** BEGIN THE RECORDS **
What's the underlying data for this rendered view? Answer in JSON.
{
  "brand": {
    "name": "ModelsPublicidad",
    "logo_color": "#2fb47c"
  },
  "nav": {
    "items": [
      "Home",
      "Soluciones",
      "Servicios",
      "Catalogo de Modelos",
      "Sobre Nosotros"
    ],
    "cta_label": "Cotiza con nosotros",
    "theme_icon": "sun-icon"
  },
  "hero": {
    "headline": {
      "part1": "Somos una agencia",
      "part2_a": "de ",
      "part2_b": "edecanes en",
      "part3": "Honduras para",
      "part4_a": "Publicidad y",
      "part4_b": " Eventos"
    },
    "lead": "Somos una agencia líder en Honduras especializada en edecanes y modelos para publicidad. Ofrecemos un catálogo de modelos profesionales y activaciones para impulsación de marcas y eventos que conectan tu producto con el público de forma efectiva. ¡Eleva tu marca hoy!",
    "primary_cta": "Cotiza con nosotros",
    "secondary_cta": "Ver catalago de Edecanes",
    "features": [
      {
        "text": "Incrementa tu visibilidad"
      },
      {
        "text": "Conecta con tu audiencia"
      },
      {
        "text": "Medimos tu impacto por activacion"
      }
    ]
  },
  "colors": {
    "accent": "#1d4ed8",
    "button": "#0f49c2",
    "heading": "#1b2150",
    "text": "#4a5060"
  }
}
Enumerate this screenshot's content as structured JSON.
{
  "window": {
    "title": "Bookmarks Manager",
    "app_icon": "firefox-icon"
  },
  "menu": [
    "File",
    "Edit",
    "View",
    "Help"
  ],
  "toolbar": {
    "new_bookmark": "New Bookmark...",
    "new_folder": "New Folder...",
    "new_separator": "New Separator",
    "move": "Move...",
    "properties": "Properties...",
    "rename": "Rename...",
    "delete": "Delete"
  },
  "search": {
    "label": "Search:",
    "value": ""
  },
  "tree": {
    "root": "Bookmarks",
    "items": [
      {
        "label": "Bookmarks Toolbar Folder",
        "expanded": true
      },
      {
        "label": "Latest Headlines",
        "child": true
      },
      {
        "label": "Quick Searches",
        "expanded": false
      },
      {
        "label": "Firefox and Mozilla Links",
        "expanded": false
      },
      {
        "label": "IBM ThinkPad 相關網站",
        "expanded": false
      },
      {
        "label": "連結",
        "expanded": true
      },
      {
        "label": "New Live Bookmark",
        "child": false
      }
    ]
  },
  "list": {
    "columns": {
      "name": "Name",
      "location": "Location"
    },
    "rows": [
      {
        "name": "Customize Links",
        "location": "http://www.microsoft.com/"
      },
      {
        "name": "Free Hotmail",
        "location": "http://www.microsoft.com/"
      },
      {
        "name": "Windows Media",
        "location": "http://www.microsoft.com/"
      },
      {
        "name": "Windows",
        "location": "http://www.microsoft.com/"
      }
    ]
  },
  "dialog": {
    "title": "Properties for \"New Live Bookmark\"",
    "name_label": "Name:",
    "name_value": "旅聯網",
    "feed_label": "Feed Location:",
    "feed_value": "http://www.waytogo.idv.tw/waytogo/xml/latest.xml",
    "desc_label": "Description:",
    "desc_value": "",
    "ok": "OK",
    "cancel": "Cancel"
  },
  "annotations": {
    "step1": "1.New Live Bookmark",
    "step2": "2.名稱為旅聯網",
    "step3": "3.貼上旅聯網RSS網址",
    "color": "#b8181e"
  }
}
** END THE RECORDS **
Your task is to print all of the records exactly.

What's the underlying data for this rendered view? Answer in JSON.
{
  "brand": {
    "name": "ModelsPublicidad",
    "logo_color": "#2fb47c"
  },
  "nav": {
    "items": [
      "Home",
      "Soluciones",
      "Servicios",
      "Catalogo de Modelos",
      "Sobre Nosotros"
    ],
    "cta_label": "Cotiza con nosotros",
    "theme_icon": "sun-icon"
  },
  "hero": {
    "headline": {
      "part1": "Somos una agencia",
      "part2_a": "de ",
      "part2_b": "edecanes en",
      "part3": "Honduras para",
      "part4_a": "Publicidad y",
      "part4_b": " Eventos"
    },
    "lead": "Somos una agencia líder en Honduras especializada en edecanes y modelos para publicidad. Ofrecemos un catálogo de modelos profesionales y activaciones para impulsación de marcas y eventos que conectan tu producto con el público de forma efectiva. ¡Eleva tu marca hoy!",
    "primary_cta": "Cotiza con nosotros",
    "secondary_cta": "Ver catalago de Edecanes",
    "features": [
      {
        "text": "Incrementa tu visibilidad"
      },
      {
        "text": "Conecta con tu audiencia"
      },
      {
        "text": "Medimos tu impacto por activacion"
      }
    ]
  },
  "colors": {
    "accent": "#1d4ed8",
    "button": "#0f49c2",
    "heading": "#1b2150",
    "text": "#4a5060"
  }
}
Enumerate this screenshot's content as structured JSON.
{
  "window": {
    "title": "Bookmarks Manager",
    "app_icon": "firefox-icon"
  },
  "menu": [
    "File",
    "Edit",
    "View",
    "Help"
  ],
  "toolbar": {
    "new_bookmark": "New Bookmark...",
    "new_folder": "New Folder...",
    "new_separator": "New Separator",
    "move": "Move...",
    "properties": "Properties...",
    "rename": "Rename...",
    "delete": "Delete"
  },
  "search": {
    "label": "Search:",
    "value": ""
  },
  "tree": {
    "root": "Bookmarks",
    "items": [
      {
        "label": "Bookmarks Toolbar Folder",
        "expanded": true
      },
      {
        "label": "Latest Headlines",
        "child": true
      },
      {
        "label": "Quick Searches",
        "expanded": false
      },
      {
        "label": "Firefox and Mozilla Links",
        "expanded": false
      },
      {
        "label": "IBM ThinkPad 相關網站",
        "expanded": false
      },
      {
        "label": "連結",
        "expanded": true
      },
      {
        "label": "New Live Bookmark",
        "child": false
      }
    ]
  },
  "list": {
    "columns": {
      "name": "Name",
      "location": "Location"
    },
    "rows": [
      {
        "name": "Customize Links",
        "location": "http://www.microsoft.com/"
      },
      {
        "name": "Free Hotmail",
        "location": "http://www.microsoft.com/"
      },
      {
        "name": "Windows Media",
        "location": "http://www.microsoft.com/"
      },
      {
        "name": "Windows",
        "location": "http://www.microsoft.com/"
      }
    ]
  },
  "dialog": {
    "title": "Properties for \"New Live Bookmark\"",
    "name_label": "Name:",
    "name_value": "旅聯網",
    "feed_label": "Feed Location:",
    "feed_value": "http://www.waytogo.idv.tw/waytogo/xml/latest.xml",
    "desc_label": "Description:",
    "desc_value": "",
    "ok": "OK",
    "cancel": "Cancel"
  },
  "annotations": {
    "step1": "1.New Live Bookmark",
    "step2": "2.名稱為旅聯網",
    "step3": "3.貼上旅聯網RSS網址",
    "color": "#b8181e"
  }
}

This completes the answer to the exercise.